--- start Dataset content ---
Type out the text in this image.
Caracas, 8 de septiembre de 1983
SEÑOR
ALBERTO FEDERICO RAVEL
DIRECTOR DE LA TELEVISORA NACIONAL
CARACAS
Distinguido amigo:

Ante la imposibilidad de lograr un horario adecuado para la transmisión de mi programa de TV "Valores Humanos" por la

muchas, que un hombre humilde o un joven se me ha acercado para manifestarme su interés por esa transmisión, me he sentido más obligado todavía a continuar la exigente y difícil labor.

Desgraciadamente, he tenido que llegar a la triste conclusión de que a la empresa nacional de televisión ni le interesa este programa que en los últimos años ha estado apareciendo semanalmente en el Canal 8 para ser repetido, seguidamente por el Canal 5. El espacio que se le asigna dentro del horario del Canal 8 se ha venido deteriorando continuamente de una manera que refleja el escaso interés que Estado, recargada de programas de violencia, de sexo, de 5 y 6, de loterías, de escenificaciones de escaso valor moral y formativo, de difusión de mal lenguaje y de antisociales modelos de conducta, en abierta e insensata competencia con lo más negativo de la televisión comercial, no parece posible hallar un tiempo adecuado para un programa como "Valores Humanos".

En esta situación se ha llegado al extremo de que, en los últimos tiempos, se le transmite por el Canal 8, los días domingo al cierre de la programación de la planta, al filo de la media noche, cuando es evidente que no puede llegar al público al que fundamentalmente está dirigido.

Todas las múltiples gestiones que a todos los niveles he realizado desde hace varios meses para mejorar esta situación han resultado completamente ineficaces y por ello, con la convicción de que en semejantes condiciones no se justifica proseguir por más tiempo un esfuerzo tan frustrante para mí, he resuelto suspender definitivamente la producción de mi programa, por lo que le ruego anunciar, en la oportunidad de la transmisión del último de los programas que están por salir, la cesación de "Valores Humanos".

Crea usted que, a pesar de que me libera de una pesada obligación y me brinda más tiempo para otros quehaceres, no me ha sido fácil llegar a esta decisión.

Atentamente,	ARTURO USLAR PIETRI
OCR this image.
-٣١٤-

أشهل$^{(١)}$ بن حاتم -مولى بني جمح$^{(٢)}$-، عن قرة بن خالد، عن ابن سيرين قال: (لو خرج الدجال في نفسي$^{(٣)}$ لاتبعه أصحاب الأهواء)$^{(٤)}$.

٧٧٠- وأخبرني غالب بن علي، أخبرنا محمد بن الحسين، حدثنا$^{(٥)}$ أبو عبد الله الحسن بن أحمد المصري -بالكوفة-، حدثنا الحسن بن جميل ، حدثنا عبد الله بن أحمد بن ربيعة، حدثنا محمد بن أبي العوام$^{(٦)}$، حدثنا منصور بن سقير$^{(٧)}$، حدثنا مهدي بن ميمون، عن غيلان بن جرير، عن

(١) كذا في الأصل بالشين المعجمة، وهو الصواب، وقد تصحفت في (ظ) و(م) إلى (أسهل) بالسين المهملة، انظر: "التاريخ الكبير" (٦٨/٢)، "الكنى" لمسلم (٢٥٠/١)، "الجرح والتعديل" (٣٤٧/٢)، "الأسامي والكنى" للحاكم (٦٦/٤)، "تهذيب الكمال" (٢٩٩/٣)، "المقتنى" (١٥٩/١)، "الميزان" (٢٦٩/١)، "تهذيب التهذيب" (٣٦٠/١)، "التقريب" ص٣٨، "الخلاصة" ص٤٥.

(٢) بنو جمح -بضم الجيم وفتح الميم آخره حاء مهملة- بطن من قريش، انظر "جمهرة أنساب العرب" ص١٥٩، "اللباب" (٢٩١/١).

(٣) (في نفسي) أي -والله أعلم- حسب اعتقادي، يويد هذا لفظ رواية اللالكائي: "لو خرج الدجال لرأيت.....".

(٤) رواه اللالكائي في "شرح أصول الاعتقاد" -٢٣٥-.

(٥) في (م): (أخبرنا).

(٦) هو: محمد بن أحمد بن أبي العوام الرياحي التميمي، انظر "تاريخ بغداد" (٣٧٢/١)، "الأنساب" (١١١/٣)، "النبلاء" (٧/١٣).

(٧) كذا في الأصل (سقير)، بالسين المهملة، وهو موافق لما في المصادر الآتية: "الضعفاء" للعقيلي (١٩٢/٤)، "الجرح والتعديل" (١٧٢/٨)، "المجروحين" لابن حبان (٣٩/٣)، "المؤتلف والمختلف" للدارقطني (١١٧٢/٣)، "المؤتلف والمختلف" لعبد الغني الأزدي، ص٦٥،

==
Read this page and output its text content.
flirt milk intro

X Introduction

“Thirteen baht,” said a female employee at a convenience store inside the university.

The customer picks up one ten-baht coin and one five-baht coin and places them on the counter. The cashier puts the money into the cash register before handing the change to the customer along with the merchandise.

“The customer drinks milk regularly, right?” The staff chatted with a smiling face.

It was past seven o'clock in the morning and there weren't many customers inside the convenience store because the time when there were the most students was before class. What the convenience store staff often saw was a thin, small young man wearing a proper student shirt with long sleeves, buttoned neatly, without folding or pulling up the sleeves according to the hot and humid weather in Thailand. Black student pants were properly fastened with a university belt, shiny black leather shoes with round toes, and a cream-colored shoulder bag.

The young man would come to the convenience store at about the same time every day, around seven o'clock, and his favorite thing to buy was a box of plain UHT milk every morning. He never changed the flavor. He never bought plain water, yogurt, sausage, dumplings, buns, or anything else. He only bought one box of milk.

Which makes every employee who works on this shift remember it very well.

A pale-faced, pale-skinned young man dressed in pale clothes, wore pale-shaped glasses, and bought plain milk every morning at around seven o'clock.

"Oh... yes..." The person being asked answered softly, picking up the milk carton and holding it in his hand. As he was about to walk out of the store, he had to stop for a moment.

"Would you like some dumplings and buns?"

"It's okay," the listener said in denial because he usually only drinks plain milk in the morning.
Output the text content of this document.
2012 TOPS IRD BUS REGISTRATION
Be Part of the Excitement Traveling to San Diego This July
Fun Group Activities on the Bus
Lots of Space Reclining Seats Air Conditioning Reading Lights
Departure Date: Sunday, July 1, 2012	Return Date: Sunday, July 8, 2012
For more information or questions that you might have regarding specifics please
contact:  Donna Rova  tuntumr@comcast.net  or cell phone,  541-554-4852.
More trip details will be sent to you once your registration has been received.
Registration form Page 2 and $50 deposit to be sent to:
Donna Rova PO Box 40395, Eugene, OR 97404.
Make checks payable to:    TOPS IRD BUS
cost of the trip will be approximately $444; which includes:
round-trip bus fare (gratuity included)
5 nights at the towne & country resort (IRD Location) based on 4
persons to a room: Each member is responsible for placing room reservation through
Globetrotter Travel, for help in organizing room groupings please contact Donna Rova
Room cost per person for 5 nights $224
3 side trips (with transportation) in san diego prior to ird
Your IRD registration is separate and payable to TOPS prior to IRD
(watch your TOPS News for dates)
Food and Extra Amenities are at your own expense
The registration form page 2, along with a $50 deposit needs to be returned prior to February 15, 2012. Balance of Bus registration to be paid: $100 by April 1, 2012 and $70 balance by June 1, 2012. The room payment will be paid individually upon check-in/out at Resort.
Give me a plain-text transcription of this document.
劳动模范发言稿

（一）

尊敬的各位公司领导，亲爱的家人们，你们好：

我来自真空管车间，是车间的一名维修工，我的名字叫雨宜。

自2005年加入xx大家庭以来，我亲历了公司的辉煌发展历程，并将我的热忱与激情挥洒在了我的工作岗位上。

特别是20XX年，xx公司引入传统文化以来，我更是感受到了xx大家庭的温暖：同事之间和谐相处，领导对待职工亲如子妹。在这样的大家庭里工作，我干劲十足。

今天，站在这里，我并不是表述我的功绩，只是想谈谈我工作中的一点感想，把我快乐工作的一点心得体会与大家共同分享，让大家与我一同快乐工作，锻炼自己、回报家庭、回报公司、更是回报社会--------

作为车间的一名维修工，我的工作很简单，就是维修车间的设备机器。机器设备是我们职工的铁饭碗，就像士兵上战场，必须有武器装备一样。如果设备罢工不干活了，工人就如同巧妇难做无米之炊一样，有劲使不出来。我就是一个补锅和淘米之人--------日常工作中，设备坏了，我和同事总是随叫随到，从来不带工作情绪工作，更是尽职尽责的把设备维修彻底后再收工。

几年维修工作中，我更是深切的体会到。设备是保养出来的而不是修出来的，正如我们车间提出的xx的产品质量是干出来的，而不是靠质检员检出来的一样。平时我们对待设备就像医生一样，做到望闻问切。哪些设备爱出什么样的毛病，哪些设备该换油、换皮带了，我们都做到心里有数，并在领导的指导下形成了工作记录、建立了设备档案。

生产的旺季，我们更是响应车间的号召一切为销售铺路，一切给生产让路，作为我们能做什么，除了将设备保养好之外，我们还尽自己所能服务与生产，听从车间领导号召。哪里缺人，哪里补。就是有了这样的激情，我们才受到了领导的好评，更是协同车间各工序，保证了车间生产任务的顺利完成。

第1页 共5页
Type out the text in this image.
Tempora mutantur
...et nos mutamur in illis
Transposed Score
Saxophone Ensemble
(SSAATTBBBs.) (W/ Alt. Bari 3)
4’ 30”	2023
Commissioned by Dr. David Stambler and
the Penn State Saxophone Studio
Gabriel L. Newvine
--- end Dataset content ---
◆ Your task
Extract all lines containing the word "والتعديل".

◆ Output of the task
(١) كذا في الأصل بالشين المعجمة، وهو الصواب، وقد تصحفت في (ظ) و(م) إلى (أسهل) بالسين المهملة، انظر: "التاريخ الكبير" (٦٨/٢)، "الكنى" لمسلم (٢٥٠/١)، "الجرح والتعديل" (٣٤٧/٢)، "الأسامي والكنى" للحاكم (٦٦/٤)، "تهذيب الكمال" (٢٩٩/٣)، "المقتنى" (١٥٩/١)، "الميزان" (٢٦٩/١)، "تهذيب التهذيب" (٣٦٠/١)، "التقريب" ص٣٨، "الخلاصة" ص٤٥.
(٧) كذا في الأصل (سقير)، بالسين المهملة، وهو موافق لما في المصادر الآتية: "الضعفاء" للعقيلي (١٩٢/٤)، "الجرح والتعديل" (١٧٢/٨)، "المجروحين" لابن حبان (٣٩/٣)، "المؤتلف والمختلف" للدارقطني (١١٧٢/٣)، "المؤتلف والمختلف" لعبد الغني الأزدي، ص٦٥،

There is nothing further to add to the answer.